**ELENCO DEI COMPITI**
**1)** Secondo l'editoriale su Turetta, quante coltellate ha inferto all'ex fidanzata?
**2)** Perché, secondo l'editoriale su Turetta, gli altri detenuti nascondono i giornali? Rispondi in una o due frasi.
**3)** Prosegui l'editoriale su Turetta a partire dalla sua ultima frase.

**TESTO FORNITO**

«Filippo Turetta non è un eroe romantico»: l'editoriale di Silvia Grilli
Mi amareggiano le cronache dal carcere su Filippo Turetta, l'assassino di Giulia Cecchettin. Il racconto delle sue lacrime, la descrizione dei fazzolettini di carta accartocciati dopo l’incontro con i genitori, la narrazione della premura degli altri detenuti che nascondono i giornali per non fargli vedere le notizie o cambiano canale quando si parla di lui. Non capisco perché vogliano farmi sapere se ha dormito, se ha mangiato, se ha sognato, che cosa ha letto, che cosa sta studiando, se ha raggiunto un equilibrio. Vi confesso che mi disturba anche quando lo chiamano “Filippo”, come se fosse un amico o un parente. Ma soprattutto mi sconvolge leggere le sue confessioni, quando ha ancora il coraggio di dire che lui l’amava...
Mi fa male tutta questa empatia e il romanticismo attorno a un assassino. Turetta non è un eroe romantico: ha inferto più di 20 coltellate all’ex fidanzata, mentre lei cercava di difendersi. L’ha lasciata morire dissanguata, poi ha abbandonato il cadavere sulle sponde di un lago ed è scappato. Perché mai dovremmo calarci nella sua pelle e tentare di capirlo?
Giulia Cecchettin ci aveva provato, a comprenderlo. Ha avuto pietà per lui, quando minacciava di uccidersi perché lei lo aveva lasciato. È andata all’appuntamento, gli ha pagato l’ultima cena e lui l’ha massacrata. Turetta ha raccontato che gli è scattato qualcosa in testa. Il suo avvocato cercherà sicuramente di percorrere la strada della perizia psichiatrica: la difesa fa il suo mestiere, anche se non ci sono pregresse diagnosi di malattie mentali. Intanto, però, sui social e nelle nostre case è partito il dibattito: è malato; no, è un figlio sano del patriarcato. «Io mio figlio l’ho educato al rispetto», ha detto il padre di Turetta. Mi spiace tanto per quella povera madre e quel povero padre, ma non basta dire questo per salvarsi. Il rispetto parte dalla parità tra i sessi in casa, fuori casa, nel lavoro.

**ELENCO DEI DATI**
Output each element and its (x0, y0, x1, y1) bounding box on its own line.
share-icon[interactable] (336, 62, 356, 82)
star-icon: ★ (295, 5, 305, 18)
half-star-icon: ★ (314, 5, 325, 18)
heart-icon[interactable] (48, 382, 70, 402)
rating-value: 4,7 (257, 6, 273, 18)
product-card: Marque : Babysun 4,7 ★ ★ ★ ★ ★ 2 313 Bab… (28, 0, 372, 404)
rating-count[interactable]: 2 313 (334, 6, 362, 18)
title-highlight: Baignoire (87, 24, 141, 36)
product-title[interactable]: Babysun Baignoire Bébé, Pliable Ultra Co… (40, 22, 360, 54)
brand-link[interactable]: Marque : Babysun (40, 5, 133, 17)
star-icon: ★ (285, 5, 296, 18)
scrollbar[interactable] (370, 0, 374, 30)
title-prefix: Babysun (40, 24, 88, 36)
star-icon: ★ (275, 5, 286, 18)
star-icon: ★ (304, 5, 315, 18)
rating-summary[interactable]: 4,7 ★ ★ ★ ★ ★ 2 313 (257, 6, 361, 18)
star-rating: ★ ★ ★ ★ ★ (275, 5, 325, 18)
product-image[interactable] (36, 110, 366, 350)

**RISPOSTE AI COMPITI**
**1)** Più di 20 coltellate.

**2)** Li nascondono per non fargli vedere le notizie. Per lo stesso motivo cambiano canale quando si parla di lui.

**3)**
C’è questa parità? A casa loro non lo so, ma so bene che in Italia non c’è. Alle donne è stato insegnato che devono accudire e che non se ne possono andare. Per un ragazzo è ovvio pensare che quella ragazza sia una sua proprietà. Per una ragazza è ovvio pensare che lui la ami tanto perché le controlla il cellulare. Perciò, se vogliamo parlare di malattia mentale, diciamo: sì, è un’epidemia nazionale. E il romanticismo che circonda “Filippo” dal suo rientro con aereo privato dalla Germania è parte della patologia. Non scrivo questo perché vorrei rinchiuderlo a vita buttando via la chiave della cella. No, le carceri in teoria sono fatte per rieducare, non per seppellire. Ma la rieducazione va fatta a tutti, anche a chi scrive le cronache che riabilitano l’assassino. Abbiamo bisogno di altri racconti per cambiare la mentalità di questi ragazzi, ragazze e anche la nostra. Lo scatto nella testa di Turetta è il colpo di coda di un uomo che si sente rifiutato e fa l’unica cosa che può ancora fare. Uccide la donna che non si sottomette. Lui ha lasciato morire dissanguata Giulia Cecchettin perché pensava di avere un motivo valido per farlo.
Vi dico la verità: scrivere di questi argomenti su ogni numero di Grazia è sfiancante. E penso sia anche difficile da accettare per chi legge, perché non è bello rendersi conto pienamente di quanto si è oppresse. Ma forse è un lavoro necessario.